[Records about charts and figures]
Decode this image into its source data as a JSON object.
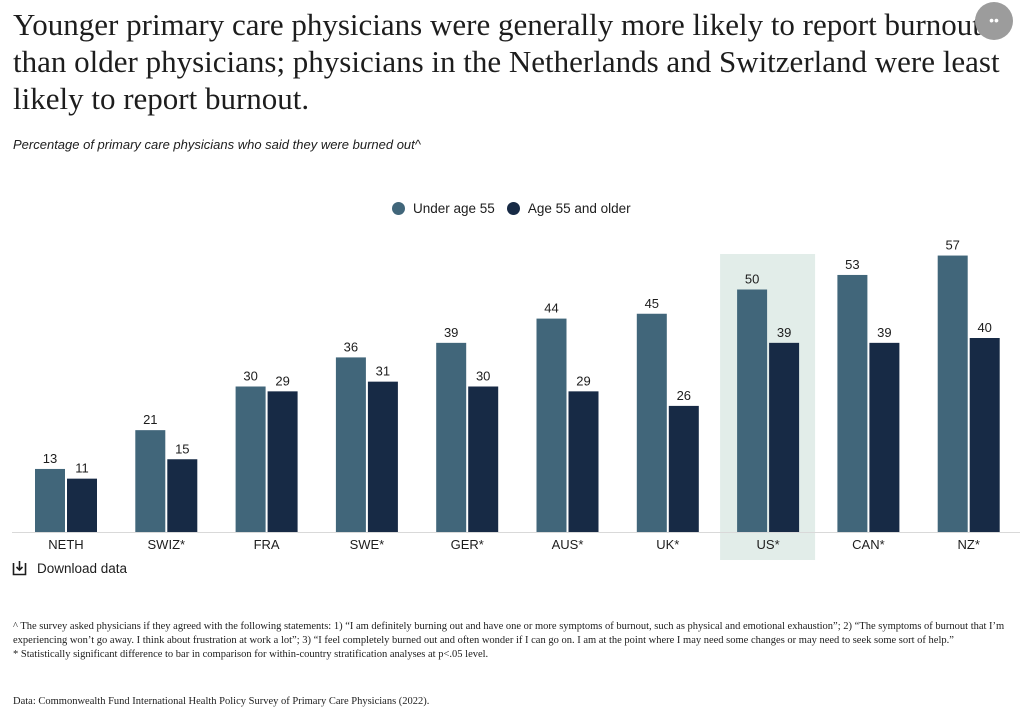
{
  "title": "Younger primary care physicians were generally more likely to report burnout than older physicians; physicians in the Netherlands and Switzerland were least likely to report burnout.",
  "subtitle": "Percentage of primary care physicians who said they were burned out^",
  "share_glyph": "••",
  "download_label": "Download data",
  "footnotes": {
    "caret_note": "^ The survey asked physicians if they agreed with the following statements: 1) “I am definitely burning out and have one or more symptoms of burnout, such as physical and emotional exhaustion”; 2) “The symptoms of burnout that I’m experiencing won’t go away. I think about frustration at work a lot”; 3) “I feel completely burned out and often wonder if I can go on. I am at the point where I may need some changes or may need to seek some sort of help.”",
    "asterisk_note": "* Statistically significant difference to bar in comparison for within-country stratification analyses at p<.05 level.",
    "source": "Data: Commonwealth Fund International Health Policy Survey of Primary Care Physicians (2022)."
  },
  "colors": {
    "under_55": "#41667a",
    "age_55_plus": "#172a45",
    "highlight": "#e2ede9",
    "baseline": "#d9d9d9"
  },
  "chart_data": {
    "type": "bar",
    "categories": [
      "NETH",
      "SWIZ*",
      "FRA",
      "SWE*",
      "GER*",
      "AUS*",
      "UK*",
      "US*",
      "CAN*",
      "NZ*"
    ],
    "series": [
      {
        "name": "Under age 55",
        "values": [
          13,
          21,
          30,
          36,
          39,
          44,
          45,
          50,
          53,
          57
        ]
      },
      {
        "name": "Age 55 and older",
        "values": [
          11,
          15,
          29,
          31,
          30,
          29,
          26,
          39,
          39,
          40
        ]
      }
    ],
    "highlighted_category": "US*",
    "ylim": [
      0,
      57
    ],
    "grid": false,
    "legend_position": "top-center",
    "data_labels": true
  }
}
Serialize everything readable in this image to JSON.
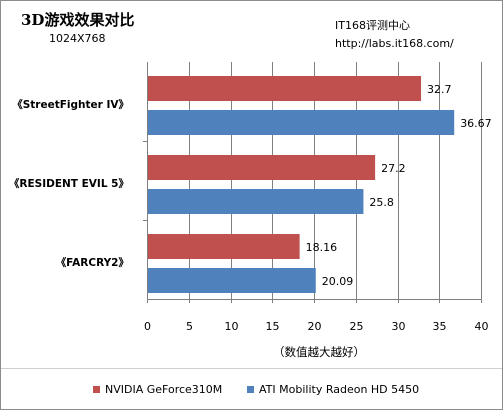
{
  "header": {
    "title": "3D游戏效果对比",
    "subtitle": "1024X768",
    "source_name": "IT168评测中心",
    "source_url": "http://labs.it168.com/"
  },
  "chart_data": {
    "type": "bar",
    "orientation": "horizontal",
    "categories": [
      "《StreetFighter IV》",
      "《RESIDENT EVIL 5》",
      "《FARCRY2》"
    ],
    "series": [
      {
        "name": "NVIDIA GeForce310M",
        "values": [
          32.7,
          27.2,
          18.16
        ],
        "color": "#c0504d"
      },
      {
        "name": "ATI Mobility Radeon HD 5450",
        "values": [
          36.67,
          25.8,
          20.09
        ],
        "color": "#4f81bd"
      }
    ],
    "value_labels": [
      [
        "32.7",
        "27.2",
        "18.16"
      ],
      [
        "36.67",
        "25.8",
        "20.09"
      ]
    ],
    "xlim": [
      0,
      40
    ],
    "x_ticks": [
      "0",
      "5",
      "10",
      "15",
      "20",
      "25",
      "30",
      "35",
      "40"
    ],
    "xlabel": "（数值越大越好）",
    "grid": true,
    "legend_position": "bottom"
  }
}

▸ **GOAL**: Repeat the records above verbatim, with no pictures in the result.

▸ **EXERCISE SOLUTION**:
Decode this image into its source data as a JSON object.
{
  "title": "Younger primary care physicians were generally more likely to report burnout than older physicians; physicians in the Netherlands and Switzerland were least likely to report burnout.",
  "subtitle": "Percentage of primary care physicians who said they were burned out^",
  "share_glyph": "••",
  "download_label": "Download data",
  "footnotes": {
    "caret_note": "^ The survey asked physicians if they agreed with the following statements: 1) “I am definitely burning out and have one or more symptoms of burnout, such as physical and emotional exhaustion”; 2) “The symptoms of burnout that I’m experiencing won’t go away. I think about frustration at work a lot”; 3) “I feel completely burned out and often wonder if I can go on. I am at the point where I may need some changes or may need to seek some sort of help.”",
    "asterisk_note": "* Statistically significant difference to bar in comparison for within-country stratification analyses at p<.05 level.",
    "source": "Data: Commonwealth Fund International Health Policy Survey of Primary Care Physicians (2022)."
  },
  "colors": {
    "under_55": "#41667a",
    "age_55_plus": "#172a45",
    "highlight": "#e2ede9",
    "baseline": "#d9d9d9"
  },
  "chart_data": {
    "type": "bar",
    "categories": [
      "NETH",
      "SWIZ*",
      "FRA",
      "SWE*",
      "GER*",
      "AUS*",
      "UK*",
      "US*",
      "CAN*",
      "NZ*"
    ],
    "series": [
      {
        "name": "Under age 55",
        "values": [
          13,
          21,
          30,
          36,
          39,
          44,
          45,
          50,
          53,
          57
        ]
      },
      {
        "name": "Age 55 and older",
        "values": [
          11,
          15,
          29,
          31,
          30,
          29,
          26,
          39,
          39,
          40
        ]
      }
    ],
    "highlighted_category": "US*",
    "ylim": [
      0,
      57
    ],
    "grid": false,
    "legend_position": "top-center",
    "data_labels": true
  }
}
Serialize everything readable in this image to JSON.
{
  "header": {
    "title": "3D游戏效果对比",
    "subtitle": "1024X768",
    "source_name": "IT168评测中心",
    "source_url": "http://labs.it168.com/"
  },
  "chart_data": {
    "type": "bar",
    "orientation": "horizontal",
    "categories": [
      "《StreetFighter IV》",
      "《RESIDENT EVIL 5》",
      "《FARCRY2》"
    ],
    "series": [
      {
        "name": "NVIDIA GeForce310M",
        "values": [
          32.7,
          27.2,
          18.16
        ],
        "color": "#c0504d"
      },
      {
        "name": "ATI Mobility Radeon HD 5450",
        "values": [
          36.67,
          25.8,
          20.09
        ],
        "color": "#4f81bd"
      }
    ],
    "value_labels": [
      [
        "32.7",
        "27.2",
        "18.16"
      ],
      [
        "36.67",
        "25.8",
        "20.09"
      ]
    ],
    "xlim": [
      0,
      40
    ],
    "x_ticks": [
      "0",
      "5",
      "10",
      "15",
      "20",
      "25",
      "30",
      "35",
      "40"
    ],
    "xlabel": "（数值越大越好）",
    "grid": true,
    "legend_position": "bottom"
  }
}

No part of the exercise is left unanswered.